* GIVEN TEXT *
R: Monte Carlo Maximum Likelihood estimation for the binomial...

binomial.logistic.MCML {PrevMap}

R Documentation

Monte Carlo Maximum Likelihood estimation for the binomial logistic model

Description

This function performs Monte Carlo maximum likelihood (MCML) estimation for the geostatistical binomial logistic model.

Usage

binomial.logistic.MCML(
  formula,
  units.m,
  coords,
  times = NULL,
  data,
  ID.coords = NULL,
  par0,
  control.mcmc,
  kappa,
  kappa.t = NULL,
  sst.model = NULL,
  fixed.rel.nugget = NULL,
  start.cov.pars,
  method = "BFGS",
  low.rank = FALSE,
  SPDE = FALSE,
  knots = NULL,
  mesh = NULL,
  messages = TRUE,
  plot.correlogram = TRUE
)

Arguments

`formula`	an object of class `formula` (or one that can be coerced to that class): a symbolic description of the model to be fitted.

* GIVEN ENTRIES *

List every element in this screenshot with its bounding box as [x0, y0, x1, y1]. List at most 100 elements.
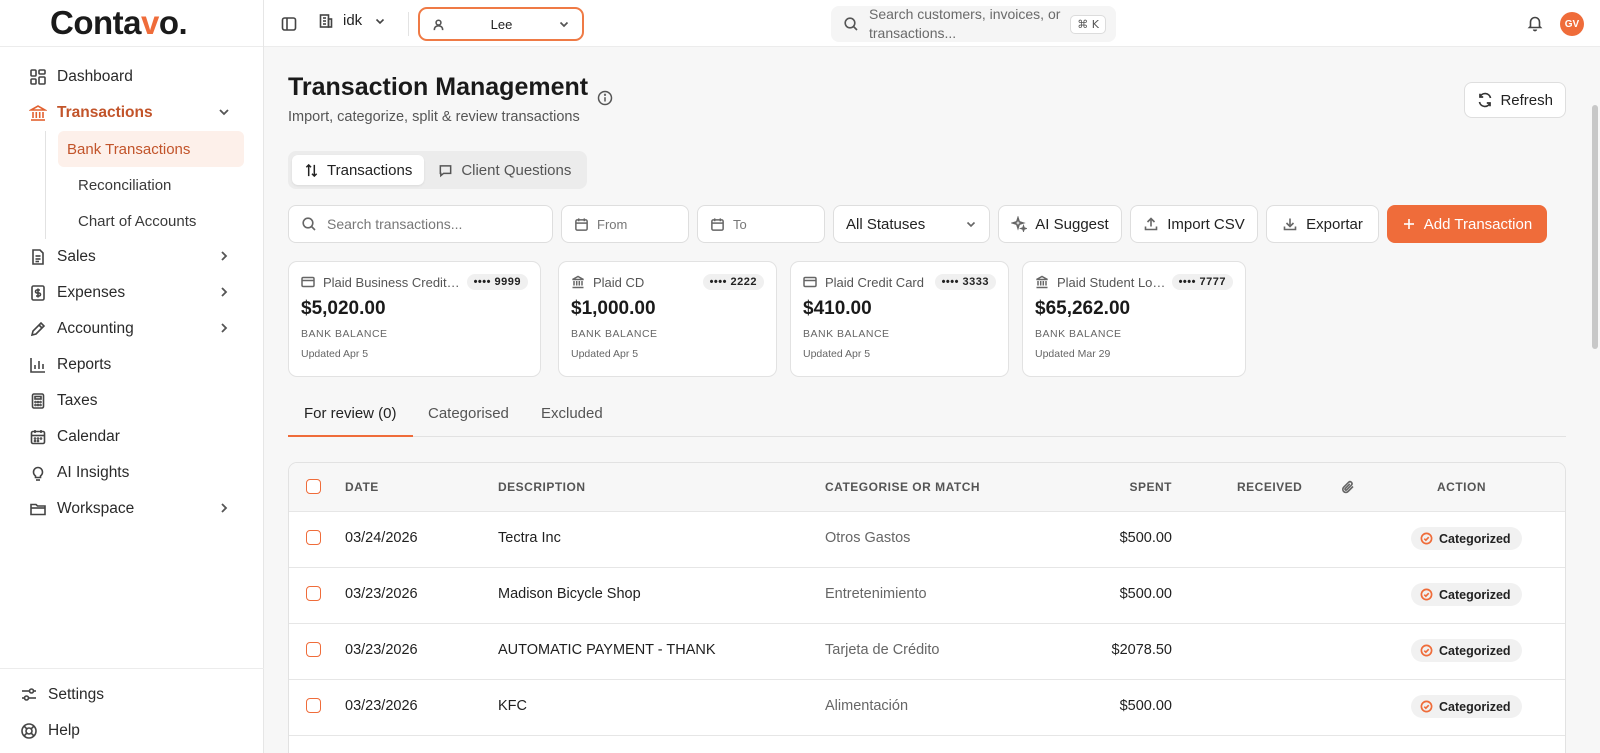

...

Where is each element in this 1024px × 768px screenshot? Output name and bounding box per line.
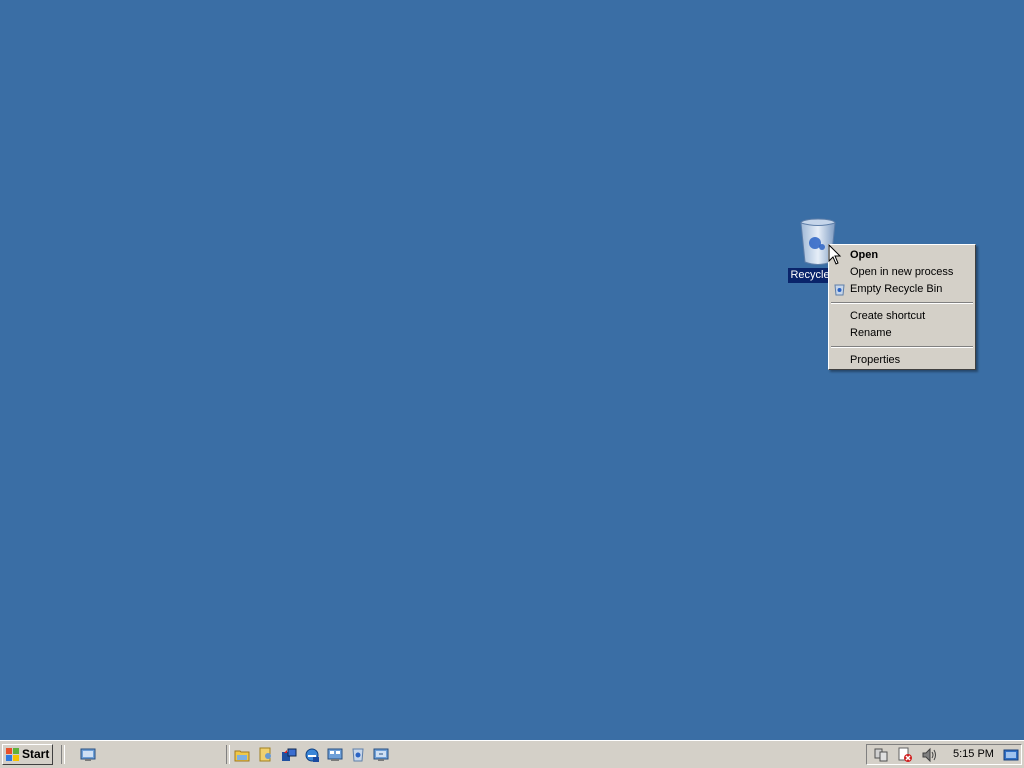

--

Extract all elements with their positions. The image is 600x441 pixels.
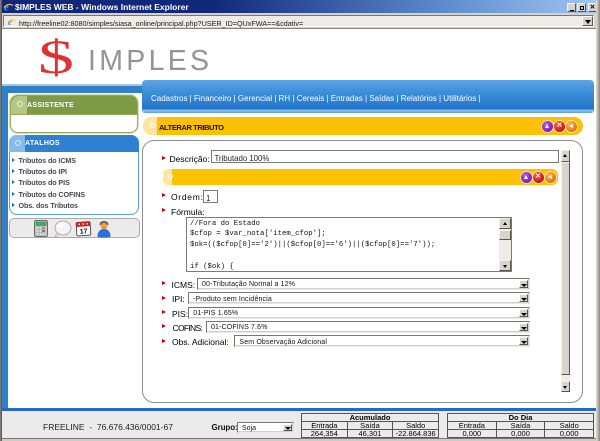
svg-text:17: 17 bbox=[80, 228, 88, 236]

* COMPLETE THE FOLLOWING *
(a) Answer these questions from the R documentation page for binomial.logistic.MCML:
(i) For which model does the function perform Monte Carlo maximum likelihood estimation?
(ii) What is the default value of the `method` argument?
(iii) What does the `formula` argument describe?
(b) Continue the R documentation page for binomial.logistic.MCML, starting after its description of the `formula` argument.

* WRITTEN RESPONSES *
(a)
(i) The geostatistical binomial logistic model.
(ii) "BFGS".
(iii) The model to be fitted, given as a symbolic description in an object of class `formula` or one that can be coerced to that class.

(b)
`units.m`	an object of class `formula` indicating the binomial denominators in the data.
`coords`	an object of class `formula` indicating the spatial coordinates in the data.
`times`	an object of class `formula` indicating the times in the data, used in the spatio-temporal model.
`data`	a data frame containing the variables in the model.
`ID.coords`	vector of ID values for the unique set of spatial coordinates obtained from `create.ID.coords`. These must be provided if, for example, spatial random effects are defined at household level but some of the covariates are at individual level. Warning: the household coordinates must all be distinct otherwise see `jitterDupCoords`. Default is `NULL`.
`par0`	parameters of the importance sampling distribution: these should be given in the following order `c(beta,sigma2,phi,tau2)`, where `beta` are the regression coefficients, `sigma2` is the variance of the Gaussian process, `phi` is the scale parameter of the spatial correlation and `tau2` is the variance of the nugget effect (if included in the model).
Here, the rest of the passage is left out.